> Aim: Reproduce the listing word for word, leaving every picture behind.

Figure data in JSON:
<<<<
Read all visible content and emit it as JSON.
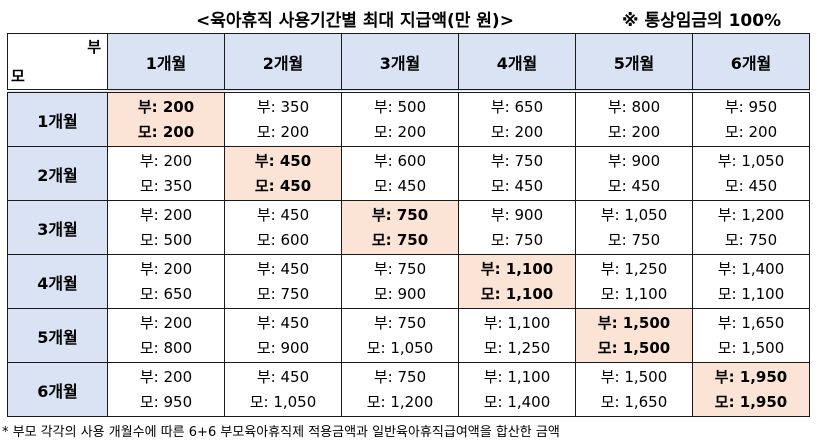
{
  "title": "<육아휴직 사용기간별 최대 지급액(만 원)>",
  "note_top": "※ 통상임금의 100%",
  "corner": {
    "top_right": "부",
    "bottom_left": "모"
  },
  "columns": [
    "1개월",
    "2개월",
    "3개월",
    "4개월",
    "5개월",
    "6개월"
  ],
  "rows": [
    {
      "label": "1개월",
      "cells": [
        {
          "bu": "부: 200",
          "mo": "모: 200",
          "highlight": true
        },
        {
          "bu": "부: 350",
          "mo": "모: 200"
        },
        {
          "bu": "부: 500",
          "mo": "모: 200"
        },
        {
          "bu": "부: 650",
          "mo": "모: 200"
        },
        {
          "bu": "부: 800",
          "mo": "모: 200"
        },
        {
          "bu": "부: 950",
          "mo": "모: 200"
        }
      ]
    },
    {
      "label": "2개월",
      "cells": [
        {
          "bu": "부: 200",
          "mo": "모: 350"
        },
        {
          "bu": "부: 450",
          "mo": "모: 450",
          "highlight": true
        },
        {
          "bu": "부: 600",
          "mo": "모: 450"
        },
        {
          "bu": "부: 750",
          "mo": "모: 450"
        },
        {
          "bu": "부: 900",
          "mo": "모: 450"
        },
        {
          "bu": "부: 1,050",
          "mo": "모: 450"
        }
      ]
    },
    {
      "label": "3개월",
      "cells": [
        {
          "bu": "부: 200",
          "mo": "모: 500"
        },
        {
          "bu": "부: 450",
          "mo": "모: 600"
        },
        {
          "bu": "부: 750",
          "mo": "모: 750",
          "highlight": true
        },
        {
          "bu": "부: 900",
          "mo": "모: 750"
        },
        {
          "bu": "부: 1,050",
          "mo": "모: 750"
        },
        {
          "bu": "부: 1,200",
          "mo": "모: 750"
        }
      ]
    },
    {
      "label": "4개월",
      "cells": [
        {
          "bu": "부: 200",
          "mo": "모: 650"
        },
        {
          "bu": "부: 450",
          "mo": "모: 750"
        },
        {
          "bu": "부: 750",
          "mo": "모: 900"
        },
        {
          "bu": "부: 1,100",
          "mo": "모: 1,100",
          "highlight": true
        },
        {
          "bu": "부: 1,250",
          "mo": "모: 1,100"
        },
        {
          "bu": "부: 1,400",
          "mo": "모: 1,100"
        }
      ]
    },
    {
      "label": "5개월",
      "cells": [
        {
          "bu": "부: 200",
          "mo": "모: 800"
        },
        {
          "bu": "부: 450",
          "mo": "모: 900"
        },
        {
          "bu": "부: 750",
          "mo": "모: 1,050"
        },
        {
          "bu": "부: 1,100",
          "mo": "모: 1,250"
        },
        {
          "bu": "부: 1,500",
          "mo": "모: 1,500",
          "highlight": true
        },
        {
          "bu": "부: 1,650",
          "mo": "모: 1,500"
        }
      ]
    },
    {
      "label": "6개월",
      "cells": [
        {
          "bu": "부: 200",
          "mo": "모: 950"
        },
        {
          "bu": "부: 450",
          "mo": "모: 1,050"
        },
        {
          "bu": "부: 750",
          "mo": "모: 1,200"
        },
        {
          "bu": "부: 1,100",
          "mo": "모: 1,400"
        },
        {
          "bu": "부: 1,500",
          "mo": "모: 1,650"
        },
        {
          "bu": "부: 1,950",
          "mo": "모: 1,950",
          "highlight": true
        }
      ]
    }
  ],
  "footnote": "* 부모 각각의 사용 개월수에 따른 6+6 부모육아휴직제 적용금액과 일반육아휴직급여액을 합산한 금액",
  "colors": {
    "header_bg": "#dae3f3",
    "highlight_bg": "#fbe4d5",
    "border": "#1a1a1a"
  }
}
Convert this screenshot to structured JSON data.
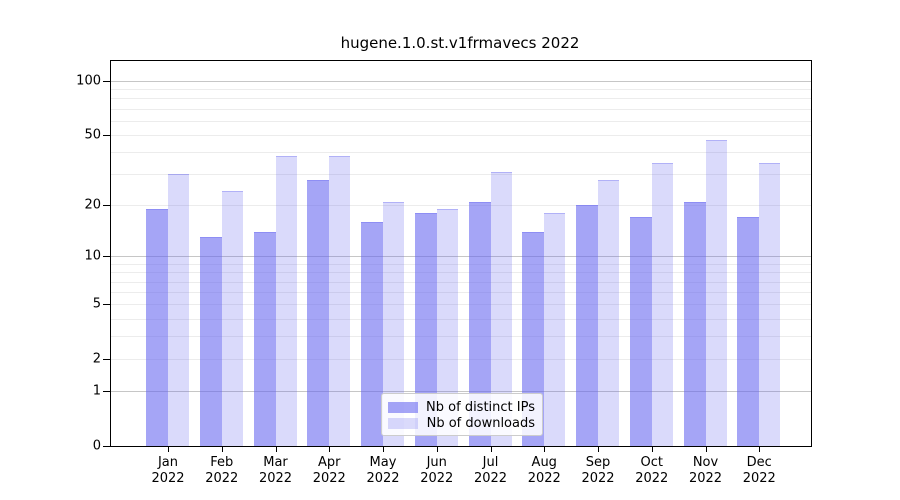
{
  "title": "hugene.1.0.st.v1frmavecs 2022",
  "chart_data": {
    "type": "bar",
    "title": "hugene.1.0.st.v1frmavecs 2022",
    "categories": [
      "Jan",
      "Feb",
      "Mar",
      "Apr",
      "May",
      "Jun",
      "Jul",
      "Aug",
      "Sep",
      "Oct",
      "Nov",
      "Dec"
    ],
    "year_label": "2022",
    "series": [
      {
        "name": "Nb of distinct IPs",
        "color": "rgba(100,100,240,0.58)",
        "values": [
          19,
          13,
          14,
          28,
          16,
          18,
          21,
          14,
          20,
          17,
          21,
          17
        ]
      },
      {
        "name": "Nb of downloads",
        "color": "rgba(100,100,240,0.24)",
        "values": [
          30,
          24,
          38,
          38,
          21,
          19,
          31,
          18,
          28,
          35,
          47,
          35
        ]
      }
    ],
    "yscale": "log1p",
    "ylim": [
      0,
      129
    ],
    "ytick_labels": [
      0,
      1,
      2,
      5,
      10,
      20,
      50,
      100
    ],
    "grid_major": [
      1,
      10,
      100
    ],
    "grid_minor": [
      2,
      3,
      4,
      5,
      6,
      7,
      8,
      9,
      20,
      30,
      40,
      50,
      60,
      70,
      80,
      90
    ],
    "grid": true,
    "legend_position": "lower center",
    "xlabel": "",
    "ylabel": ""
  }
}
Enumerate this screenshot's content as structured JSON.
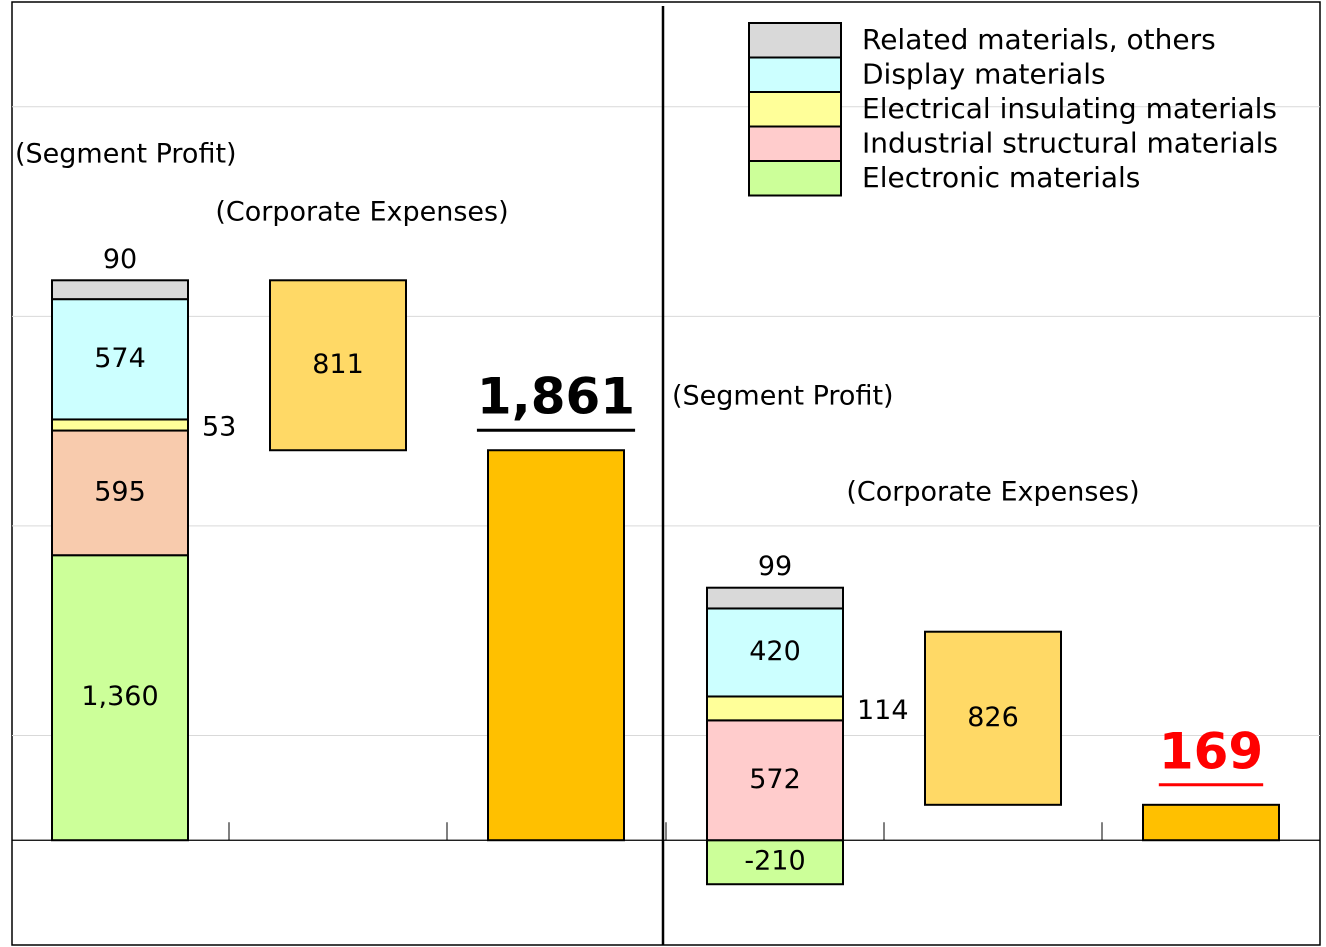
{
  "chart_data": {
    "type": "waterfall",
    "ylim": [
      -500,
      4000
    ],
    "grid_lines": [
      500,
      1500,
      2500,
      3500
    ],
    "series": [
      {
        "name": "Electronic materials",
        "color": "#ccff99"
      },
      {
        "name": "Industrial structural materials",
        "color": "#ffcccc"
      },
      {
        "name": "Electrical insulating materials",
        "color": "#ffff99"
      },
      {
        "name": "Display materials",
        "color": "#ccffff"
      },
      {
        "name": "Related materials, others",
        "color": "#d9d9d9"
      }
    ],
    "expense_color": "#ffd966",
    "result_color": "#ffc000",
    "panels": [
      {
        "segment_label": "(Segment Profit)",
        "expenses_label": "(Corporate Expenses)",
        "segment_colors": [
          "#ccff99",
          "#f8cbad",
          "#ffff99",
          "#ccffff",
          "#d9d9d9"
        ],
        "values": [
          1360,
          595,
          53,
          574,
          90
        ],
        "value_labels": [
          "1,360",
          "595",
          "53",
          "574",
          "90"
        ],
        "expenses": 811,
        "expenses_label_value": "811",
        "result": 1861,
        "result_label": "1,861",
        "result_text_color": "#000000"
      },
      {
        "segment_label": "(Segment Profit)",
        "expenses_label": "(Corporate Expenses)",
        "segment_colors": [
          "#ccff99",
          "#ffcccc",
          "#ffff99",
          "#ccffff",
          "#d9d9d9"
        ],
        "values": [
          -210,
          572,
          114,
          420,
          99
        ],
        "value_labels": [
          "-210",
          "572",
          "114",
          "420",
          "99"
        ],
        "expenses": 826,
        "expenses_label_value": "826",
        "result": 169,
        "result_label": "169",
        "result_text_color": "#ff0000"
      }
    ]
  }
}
>>>>
> Task response:
Read all visible content and emit it as JSON.
{
  "title": "<육아휴직 사용기간별 최대 지급액(만 원)>",
  "note_top": "※ 통상임금의 100%",
  "corner": {
    "top_right": "부",
    "bottom_left": "모"
  },
  "columns": [
    "1개월",
    "2개월",
    "3개월",
    "4개월",
    "5개월",
    "6개월"
  ],
  "rows": [
    {
      "label": "1개월",
      "cells": [
        {
          "bu": "부: 200",
          "mo": "모: 200",
          "highlight": true
        },
        {
          "bu": "부: 350",
          "mo": "모: 200"
        },
        {
          "bu": "부: 500",
          "mo": "모: 200"
        },
        {
          "bu": "부: 650",
          "mo": "모: 200"
        },
        {
          "bu": "부: 800",
          "mo": "모: 200"
        },
        {
          "bu": "부: 950",
          "mo": "모: 200"
        }
      ]
    },
    {
      "label": "2개월",
      "cells": [
        {
          "bu": "부: 200",
          "mo": "모: 350"
        },
        {
          "bu": "부: 450",
          "mo": "모: 450",
          "highlight": true
        },
        {
          "bu": "부: 600",
          "mo": "모: 450"
        },
        {
          "bu": "부: 750",
          "mo": "모: 450"
        },
        {
          "bu": "부: 900",
          "mo": "모: 450"
        },
        {
          "bu": "부: 1,050",
          "mo": "모: 450"
        }
      ]
    },
    {
      "label": "3개월",
      "cells": [
        {
          "bu": "부: 200",
          "mo": "모: 500"
        },
        {
          "bu": "부: 450",
          "mo": "모: 600"
        },
        {
          "bu": "부: 750",
          "mo": "모: 750",
          "highlight": true
        },
        {
          "bu": "부: 900",
          "mo": "모: 750"
        },
        {
          "bu": "부: 1,050",
          "mo": "모: 750"
        },
        {
          "bu": "부: 1,200",
          "mo": "모: 750"
        }
      ]
    },
    {
      "label": "4개월",
      "cells": [
        {
          "bu": "부: 200",
          "mo": "모: 650"
        },
        {
          "bu": "부: 450",
          "mo": "모: 750"
        },
        {
          "bu": "부: 750",
          "mo": "모: 900"
        },
        {
          "bu": "부: 1,100",
          "mo": "모: 1,100",
          "highlight": true
        },
        {
          "bu": "부: 1,250",
          "mo": "모: 1,100"
        },
        {
          "bu": "부: 1,400",
          "mo": "모: 1,100"
        }
      ]
    },
    {
      "label": "5개월",
      "cells": [
        {
          "bu": "부: 200",
          "mo": "모: 800"
        },
        {
          "bu": "부: 450",
          "mo": "모: 900"
        },
        {
          "bu": "부: 750",
          "mo": "모: 1,050"
        },
        {
          "bu": "부: 1,100",
          "mo": "모: 1,250"
        },
        {
          "bu": "부: 1,500",
          "mo": "모: 1,500",
          "highlight": true
        },
        {
          "bu": "부: 1,650",
          "mo": "모: 1,500"
        }
      ]
    },
    {
      "label": "6개월",
      "cells": [
        {
          "bu": "부: 200",
          "mo": "모: 950"
        },
        {
          "bu": "부: 450",
          "mo": "모: 1,050"
        },
        {
          "bu": "부: 750",
          "mo": "모: 1,200"
        },
        {
          "bu": "부: 1,100",
          "mo": "모: 1,400"
        },
        {
          "bu": "부: 1,500",
          "mo": "모: 1,650"
        },
        {
          "bu": "부: 1,950",
          "mo": "모: 1,950",
          "highlight": true
        }
      ]
    }
  ],
  "footnote": "* 부모 각각의 사용 개월수에 따른 6+6 부모육아휴직제 적용금액과 일반육아휴직급여액을 합산한 금액",
  "colors": {
    "header_bg": "#dae3f3",
    "highlight_bg": "#fbe4d5",
    "border": "#1a1a1a"
  }
}
Convert this screenshot to structured JSON data.
{
  "title": "hugene.1.0.st.v1frmavecs 2022",
  "chart_data": {
    "type": "bar",
    "title": "hugene.1.0.st.v1frmavecs 2022",
    "categories": [
      "Jan",
      "Feb",
      "Mar",
      "Apr",
      "May",
      "Jun",
      "Jul",
      "Aug",
      "Sep",
      "Oct",
      "Nov",
      "Dec"
    ],
    "year_label": "2022",
    "series": [
      {
        "name": "Nb of distinct IPs",
        "color": "rgba(100,100,240,0.58)",
        "values": [
          19,
          13,
          14,
          28,
          16,
          18,
          21,
          14,
          20,
          17,
          21,
          17
        ]
      },
      {
        "name": "Nb of downloads",
        "color": "rgba(100,100,240,0.24)",
        "values": [
          30,
          24,
          38,
          38,
          21,
          19,
          31,
          18,
          28,
          35,
          47,
          35
        ]
      }
    ],
    "yscale": "log1p",
    "ylim": [
      0,
      129
    ],
    "ytick_labels": [
      0,
      1,
      2,
      5,
      10,
      20,
      50,
      100
    ],
    "grid_major": [
      1,
      10,
      100
    ],
    "grid_minor": [
      2,
      3,
      4,
      5,
      6,
      7,
      8,
      9,
      20,
      30,
      40,
      50,
      60,
      70,
      80,
      90
    ],
    "grid": true,
    "legend_position": "lower center",
    "xlabel": "",
    "ylabel": ""
  }
}
Enumerate this screenshot's content as structured JSON.
{
  "chart_data": {
    "type": "waterfall",
    "ylim": [
      -500,
      4000
    ],
    "grid_lines": [
      500,
      1500,
      2500,
      3500
    ],
    "series": [
      {
        "name": "Electronic materials",
        "color": "#ccff99"
      },
      {
        "name": "Industrial structural materials",
        "color": "#ffcccc"
      },
      {
        "name": "Electrical insulating materials",
        "color": "#ffff99"
      },
      {
        "name": "Display materials",
        "color": "#ccffff"
      },
      {
        "name": "Related materials, others",
        "color": "#d9d9d9"
      }
    ],
    "expense_color": "#ffd966",
    "result_color": "#ffc000",
    "panels": [
      {
        "segment_label": "(Segment Profit)",
        "expenses_label": "(Corporate Expenses)",
        "segment_colors": [
          "#ccff99",
          "#f8cbad",
          "#ffff99",
          "#ccffff",
          "#d9d9d9"
        ],
        "values": [
          1360,
          595,
          53,
          574,
          90
        ],
        "value_labels": [
          "1,360",
          "595",
          "53",
          "574",
          "90"
        ],
        "expenses": 811,
        "expenses_label_value": "811",
        "result": 1861,
        "result_label": "1,861",
        "result_text_color": "#000000"
      },
      {
        "segment_label": "(Segment Profit)",
        "expenses_label": "(Corporate Expenses)",
        "segment_colors": [
          "#ccff99",
          "#ffcccc",
          "#ffff99",
          "#ccffff",
          "#d9d9d9"
        ],
        "values": [
          -210,
          572,
          114,
          420,
          99
        ],
        "value_labels": [
          "-210",
          "572",
          "114",
          "420",
          "99"
        ],
        "expenses": 826,
        "expenses_label_value": "826",
        "result": 169,
        "result_label": "169",
        "result_text_color": "#ff0000"
      }
    ]
  }
}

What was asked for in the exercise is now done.